[Dataset items]
- - - - - - -

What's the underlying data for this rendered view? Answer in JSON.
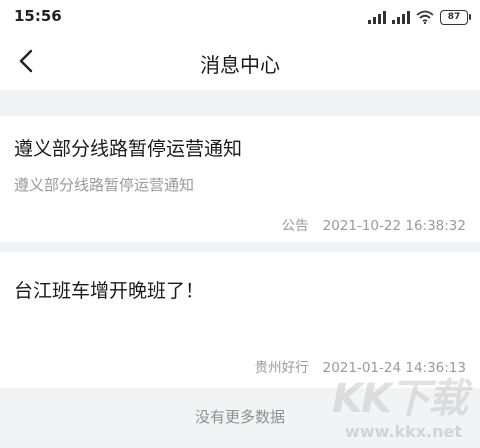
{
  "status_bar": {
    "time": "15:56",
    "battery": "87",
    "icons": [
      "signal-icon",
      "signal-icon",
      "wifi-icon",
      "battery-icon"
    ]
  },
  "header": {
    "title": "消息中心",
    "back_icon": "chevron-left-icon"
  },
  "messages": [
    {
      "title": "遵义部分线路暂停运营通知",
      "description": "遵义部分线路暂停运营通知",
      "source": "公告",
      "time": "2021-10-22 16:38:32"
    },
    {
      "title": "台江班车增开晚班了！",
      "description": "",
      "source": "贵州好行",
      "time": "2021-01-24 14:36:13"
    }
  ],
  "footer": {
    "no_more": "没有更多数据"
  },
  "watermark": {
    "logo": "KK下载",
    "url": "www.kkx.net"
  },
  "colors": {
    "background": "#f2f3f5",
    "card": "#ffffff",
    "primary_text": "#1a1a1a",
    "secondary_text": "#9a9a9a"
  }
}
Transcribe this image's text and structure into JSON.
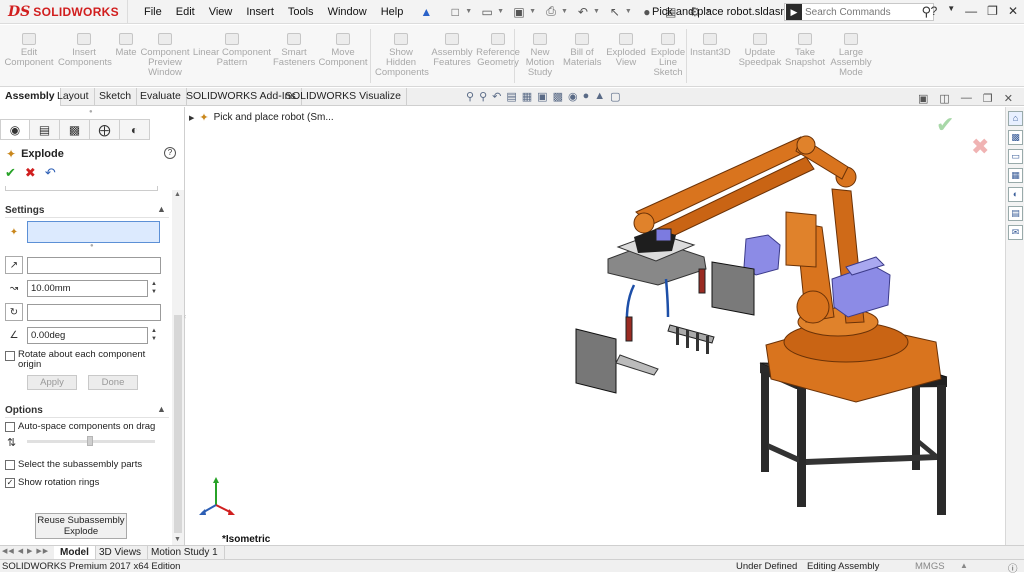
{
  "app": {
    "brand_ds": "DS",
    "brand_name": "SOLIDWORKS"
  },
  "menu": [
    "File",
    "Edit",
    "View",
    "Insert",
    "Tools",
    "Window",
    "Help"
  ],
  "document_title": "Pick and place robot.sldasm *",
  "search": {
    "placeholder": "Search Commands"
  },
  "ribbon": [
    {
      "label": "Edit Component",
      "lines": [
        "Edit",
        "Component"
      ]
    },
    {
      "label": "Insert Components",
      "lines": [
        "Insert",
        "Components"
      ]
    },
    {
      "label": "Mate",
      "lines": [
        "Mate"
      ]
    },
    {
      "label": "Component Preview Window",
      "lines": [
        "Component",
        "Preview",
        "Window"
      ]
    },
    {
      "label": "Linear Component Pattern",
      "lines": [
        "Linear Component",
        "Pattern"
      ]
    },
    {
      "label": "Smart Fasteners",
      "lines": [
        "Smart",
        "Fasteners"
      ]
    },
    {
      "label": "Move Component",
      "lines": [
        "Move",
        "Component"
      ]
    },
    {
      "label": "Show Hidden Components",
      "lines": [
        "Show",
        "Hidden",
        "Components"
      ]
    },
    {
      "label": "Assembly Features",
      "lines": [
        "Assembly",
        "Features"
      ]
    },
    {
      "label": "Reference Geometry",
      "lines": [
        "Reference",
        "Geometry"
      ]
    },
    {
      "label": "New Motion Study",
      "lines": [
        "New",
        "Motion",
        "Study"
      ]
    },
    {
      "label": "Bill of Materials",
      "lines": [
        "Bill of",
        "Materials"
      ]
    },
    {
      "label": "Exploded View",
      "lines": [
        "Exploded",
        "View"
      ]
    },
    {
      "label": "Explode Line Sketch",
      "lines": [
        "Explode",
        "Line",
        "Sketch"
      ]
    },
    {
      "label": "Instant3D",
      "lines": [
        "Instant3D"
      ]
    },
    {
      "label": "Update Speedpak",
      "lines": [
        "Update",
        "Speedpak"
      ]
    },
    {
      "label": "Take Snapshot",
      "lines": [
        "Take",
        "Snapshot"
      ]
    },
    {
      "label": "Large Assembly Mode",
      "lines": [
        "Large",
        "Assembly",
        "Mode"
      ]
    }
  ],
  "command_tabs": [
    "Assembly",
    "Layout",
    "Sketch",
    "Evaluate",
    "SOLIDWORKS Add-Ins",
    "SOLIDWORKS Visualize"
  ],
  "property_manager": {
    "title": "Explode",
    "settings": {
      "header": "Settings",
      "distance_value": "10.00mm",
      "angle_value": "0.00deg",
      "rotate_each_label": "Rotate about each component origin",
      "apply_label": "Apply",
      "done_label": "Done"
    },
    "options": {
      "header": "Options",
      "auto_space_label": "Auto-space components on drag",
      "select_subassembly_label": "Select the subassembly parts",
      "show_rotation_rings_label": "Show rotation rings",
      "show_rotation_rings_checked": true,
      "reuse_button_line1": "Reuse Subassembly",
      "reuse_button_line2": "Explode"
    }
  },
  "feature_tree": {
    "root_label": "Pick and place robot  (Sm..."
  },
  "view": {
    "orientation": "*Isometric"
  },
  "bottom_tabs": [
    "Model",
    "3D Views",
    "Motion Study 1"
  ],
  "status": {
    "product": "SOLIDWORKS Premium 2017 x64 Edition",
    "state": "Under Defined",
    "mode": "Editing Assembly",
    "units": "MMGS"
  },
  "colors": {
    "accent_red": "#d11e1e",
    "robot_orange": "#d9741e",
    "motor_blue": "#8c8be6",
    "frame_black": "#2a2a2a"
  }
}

- - - - - - -

* **WHAT YOU ARE ASKED TO DO**:
Copy out each record shown above without alteration, skipping any picture.

* **WRITTEN REPLY**:
What's the underlying data for this rendered view? Answer in JSON.
{
  "status_bar": {
    "time": "15:56",
    "battery": "87",
    "icons": [
      "signal-icon",
      "signal-icon",
      "wifi-icon",
      "battery-icon"
    ]
  },
  "header": {
    "title": "消息中心",
    "back_icon": "chevron-left-icon"
  },
  "messages": [
    {
      "title": "遵义部分线路暂停运营通知",
      "description": "遵义部分线路暂停运营通知",
      "source": "公告",
      "time": "2021-10-22 16:38:32"
    },
    {
      "title": "台江班车增开晚班了！",
      "description": "",
      "source": "贵州好行",
      "time": "2021-01-24 14:36:13"
    }
  ],
  "footer": {
    "no_more": "没有更多数据"
  },
  "watermark": {
    "logo": "KK下载",
    "url": "www.kkx.net"
  },
  "colors": {
    "background": "#f2f3f5",
    "card": "#ffffff",
    "primary_text": "#1a1a1a",
    "secondary_text": "#9a9a9a"
  }
}
Transcribe this image's text and structure into JSON.
{
  "app": {
    "brand_ds": "DS",
    "brand_name": "SOLIDWORKS"
  },
  "menu": [
    "File",
    "Edit",
    "View",
    "Insert",
    "Tools",
    "Window",
    "Help"
  ],
  "document_title": "Pick and place robot.sldasm *",
  "search": {
    "placeholder": "Search Commands"
  },
  "ribbon": [
    {
      "label": "Edit Component",
      "lines": [
        "Edit",
        "Component"
      ]
    },
    {
      "label": "Insert Components",
      "lines": [
        "Insert",
        "Components"
      ]
    },
    {
      "label": "Mate",
      "lines": [
        "Mate"
      ]
    },
    {
      "label": "Component Preview Window",
      "lines": [
        "Component",
        "Preview",
        "Window"
      ]
    },
    {
      "label": "Linear Component Pattern",
      "lines": [
        "Linear Component",
        "Pattern"
      ]
    },
    {
      "label": "Smart Fasteners",
      "lines": [
        "Smart",
        "Fasteners"
      ]
    },
    {
      "label": "Move Component",
      "lines": [
        "Move",
        "Component"
      ]
    },
    {
      "label": "Show Hidden Components",
      "lines": [
        "Show",
        "Hidden",
        "Components"
      ]
    },
    {
      "label": "Assembly Features",
      "lines": [
        "Assembly",
        "Features"
      ]
    },
    {
      "label": "Reference Geometry",
      "lines": [
        "Reference",
        "Geometry"
      ]
    },
    {
      "label": "New Motion Study",
      "lines": [
        "New",
        "Motion",
        "Study"
      ]
    },
    {
      "label": "Bill of Materials",
      "lines": [
        "Bill of",
        "Materials"
      ]
    },
    {
      "label": "Exploded View",
      "lines": [
        "Exploded",
        "View"
      ]
    },
    {
      "label": "Explode Line Sketch",
      "lines": [
        "Explode",
        "Line",
        "Sketch"
      ]
    },
    {
      "label": "Instant3D",
      "lines": [
        "Instant3D"
      ]
    },
    {
      "label": "Update Speedpak",
      "lines": [
        "Update",
        "Speedpak"
      ]
    },
    {
      "label": "Take Snapshot",
      "lines": [
        "Take",
        "Snapshot"
      ]
    },
    {
      "label": "Large Assembly Mode",
      "lines": [
        "Large",
        "Assembly",
        "Mode"
      ]
    }
  ],
  "command_tabs": [
    "Assembly",
    "Layout",
    "Sketch",
    "Evaluate",
    "SOLIDWORKS Add-Ins",
    "SOLIDWORKS Visualize"
  ],
  "property_manager": {
    "title": "Explode",
    "settings": {
      "header": "Settings",
      "distance_value": "10.00mm",
      "angle_value": "0.00deg",
      "rotate_each_label": "Rotate about each component origin",
      "apply_label": "Apply",
      "done_label": "Done"
    },
    "options": {
      "header": "Options",
      "auto_space_label": "Auto-space components on drag",
      "select_subassembly_label": "Select the subassembly parts",
      "show_rotation_rings_label": "Show rotation rings",
      "show_rotation_rings_checked": true,
      "reuse_button_line1": "Reuse Subassembly",
      "reuse_button_line2": "Explode"
    }
  },
  "feature_tree": {
    "root_label": "Pick and place robot  (Sm..."
  },
  "view": {
    "orientation": "*Isometric"
  },
  "bottom_tabs": [
    "Model",
    "3D Views",
    "Motion Study 1"
  ],
  "status": {
    "product": "SOLIDWORKS Premium 2017 x64 Edition",
    "state": "Under Defined",
    "mode": "Editing Assembly",
    "units": "MMGS"
  },
  "colors": {
    "accent_red": "#d11e1e",
    "robot_orange": "#d9741e",
    "motor_blue": "#8c8be6",
    "frame_black": "#2a2a2a"
  }
}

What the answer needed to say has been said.